> Dataset:

"""

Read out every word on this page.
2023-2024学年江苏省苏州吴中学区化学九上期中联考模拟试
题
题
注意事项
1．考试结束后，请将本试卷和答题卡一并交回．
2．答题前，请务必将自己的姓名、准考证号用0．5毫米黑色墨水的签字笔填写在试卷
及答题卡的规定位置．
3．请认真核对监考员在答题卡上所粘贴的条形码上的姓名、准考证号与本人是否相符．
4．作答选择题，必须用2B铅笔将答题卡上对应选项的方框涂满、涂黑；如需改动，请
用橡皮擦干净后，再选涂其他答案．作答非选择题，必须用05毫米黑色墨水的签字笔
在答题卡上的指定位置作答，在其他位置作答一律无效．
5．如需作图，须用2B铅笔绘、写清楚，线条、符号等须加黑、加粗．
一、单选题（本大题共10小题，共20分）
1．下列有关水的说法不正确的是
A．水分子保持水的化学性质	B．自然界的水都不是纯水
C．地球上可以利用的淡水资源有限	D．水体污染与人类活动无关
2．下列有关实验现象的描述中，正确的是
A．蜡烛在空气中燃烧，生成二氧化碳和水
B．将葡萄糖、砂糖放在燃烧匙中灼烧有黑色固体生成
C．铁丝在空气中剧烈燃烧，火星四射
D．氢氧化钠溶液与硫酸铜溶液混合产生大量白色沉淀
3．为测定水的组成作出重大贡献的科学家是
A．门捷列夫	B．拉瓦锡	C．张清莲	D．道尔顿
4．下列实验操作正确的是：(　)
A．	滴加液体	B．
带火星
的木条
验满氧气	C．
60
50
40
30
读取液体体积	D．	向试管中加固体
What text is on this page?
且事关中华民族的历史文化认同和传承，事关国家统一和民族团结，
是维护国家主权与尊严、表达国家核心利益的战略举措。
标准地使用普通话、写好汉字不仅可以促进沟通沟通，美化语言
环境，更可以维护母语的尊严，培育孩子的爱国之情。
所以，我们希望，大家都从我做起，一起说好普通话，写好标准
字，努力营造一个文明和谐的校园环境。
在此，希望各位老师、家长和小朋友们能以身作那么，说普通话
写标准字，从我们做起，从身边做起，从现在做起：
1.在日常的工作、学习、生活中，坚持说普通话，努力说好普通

"""

> Your objective:
Where a line above includes "this", copy that line.

> Complete answer:
Read out every word on this page.
What text is on this page?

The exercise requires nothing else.